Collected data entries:
⟨
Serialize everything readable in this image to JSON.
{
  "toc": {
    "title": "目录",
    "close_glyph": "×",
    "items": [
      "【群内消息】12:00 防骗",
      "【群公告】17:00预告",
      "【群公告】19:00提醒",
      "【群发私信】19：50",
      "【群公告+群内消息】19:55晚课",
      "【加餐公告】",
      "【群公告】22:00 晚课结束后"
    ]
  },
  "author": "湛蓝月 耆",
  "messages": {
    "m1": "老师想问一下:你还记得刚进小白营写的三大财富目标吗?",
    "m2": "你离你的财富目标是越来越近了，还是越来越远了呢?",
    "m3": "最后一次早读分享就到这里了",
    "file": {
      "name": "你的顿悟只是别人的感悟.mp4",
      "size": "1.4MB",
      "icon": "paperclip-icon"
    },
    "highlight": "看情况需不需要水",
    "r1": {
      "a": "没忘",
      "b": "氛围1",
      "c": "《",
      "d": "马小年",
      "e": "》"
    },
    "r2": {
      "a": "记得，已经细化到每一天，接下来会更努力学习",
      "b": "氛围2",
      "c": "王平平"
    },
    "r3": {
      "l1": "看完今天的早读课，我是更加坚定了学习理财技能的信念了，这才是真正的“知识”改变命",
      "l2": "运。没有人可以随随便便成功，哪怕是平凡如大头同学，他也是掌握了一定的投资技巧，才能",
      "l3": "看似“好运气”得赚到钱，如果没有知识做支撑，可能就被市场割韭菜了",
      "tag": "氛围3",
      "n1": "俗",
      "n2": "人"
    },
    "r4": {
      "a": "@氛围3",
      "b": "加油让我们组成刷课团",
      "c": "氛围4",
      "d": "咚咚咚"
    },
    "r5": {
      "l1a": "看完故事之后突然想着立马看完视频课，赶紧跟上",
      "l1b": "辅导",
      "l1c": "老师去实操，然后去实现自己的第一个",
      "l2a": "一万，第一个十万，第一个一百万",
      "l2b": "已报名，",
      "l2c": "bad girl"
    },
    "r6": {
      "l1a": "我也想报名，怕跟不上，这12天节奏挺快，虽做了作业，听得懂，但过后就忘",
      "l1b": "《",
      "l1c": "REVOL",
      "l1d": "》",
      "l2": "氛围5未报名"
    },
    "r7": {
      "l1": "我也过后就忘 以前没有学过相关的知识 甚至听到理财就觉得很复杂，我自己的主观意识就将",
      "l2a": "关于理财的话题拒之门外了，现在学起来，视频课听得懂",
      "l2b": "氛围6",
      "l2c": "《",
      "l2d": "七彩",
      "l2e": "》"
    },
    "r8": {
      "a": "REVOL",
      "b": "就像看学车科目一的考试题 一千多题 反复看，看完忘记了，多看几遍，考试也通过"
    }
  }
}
⟩
> [Task goal] Your task is to extract all of the records exactly.

> [Correct result]
Serialize everything readable in this image to JSON.
{
  "toc": {
    "title": "目录",
    "close_glyph": "×",
    "items": [
      "【群内消息】12:00 防骗",
      "【群公告】17:00预告",
      "【群公告】19:00提醒",
      "【群发私信】19：50",
      "【群公告+群内消息】19:55晚课",
      "【加餐公告】",
      "【群公告】22:00 晚课结束后"
    ]
  },
  "author": "湛蓝月 耆",
  "messages": {
    "m1": "老师想问一下:你还记得刚进小白营写的三大财富目标吗?",
    "m2": "你离你的财富目标是越来越近了，还是越来越远了呢?",
    "m3": "最后一次早读分享就到这里了",
    "file": {
      "name": "你的顿悟只是别人的感悟.mp4",
      "size": "1.4MB",
      "icon": "paperclip-icon"
    },
    "highlight": "看情况需不需要水",
    "r1": {
      "a": "没忘",
      "b": "氛围1",
      "c": "《",
      "d": "马小年",
      "e": "》"
    },
    "r2": {
      "a": "记得，已经细化到每一天，接下来会更努力学习",
      "b": "氛围2",
      "c": "王平平"
    },
    "r3": {
      "l1": "看完今天的早读课，我是更加坚定了学习理财技能的信念了，这才是真正的“知识”改变命",
      "l2": "运。没有人可以随随便便成功，哪怕是平凡如大头同学，他也是掌握了一定的投资技巧，才能",
      "l3": "看似“好运气”得赚到钱，如果没有知识做支撑，可能就被市场割韭菜了",
      "tag": "氛围3",
      "n1": "俗",
      "n2": "人"
    },
    "r4": {
      "a": "@氛围3",
      "b": "加油让我们组成刷课团",
      "c": "氛围4",
      "d": "咚咚咚"
    },
    "r5": {
      "l1a": "看完故事之后突然想着立马看完视频课，赶紧跟上",
      "l1b": "辅导",
      "l1c": "老师去实操，然后去实现自己的第一个",
      "l2a": "一万，第一个十万，第一个一百万",
      "l2b": "已报名，",
      "l2c": "bad girl"
    },
    "r6": {
      "l1a": "我也想报名，怕跟不上，这12天节奏挺快，虽做了作业，听得懂，但过后就忘",
      "l1b": "《",
      "l1c": "REVOL",
      "l1d": "》",
      "l2": "氛围5未报名"
    },
    "r7": {
      "l1": "我也过后就忘 以前没有学过相关的知识 甚至听到理财就觉得很复杂，我自己的主观意识就将",
      "l2a": "关于理财的话题拒之门外了，现在学起来，视频课听得懂",
      "l2b": "氛围6",
      "l2c": "《",
      "l2d": "七彩",
      "l2e": "》"
    },
    "r8": {
      "a": "REVOL",
      "b": "就像看学车科目一的考试题 一千多题 反复看，看完忘记了，多看几遍，考试也通过"
    }
  }
}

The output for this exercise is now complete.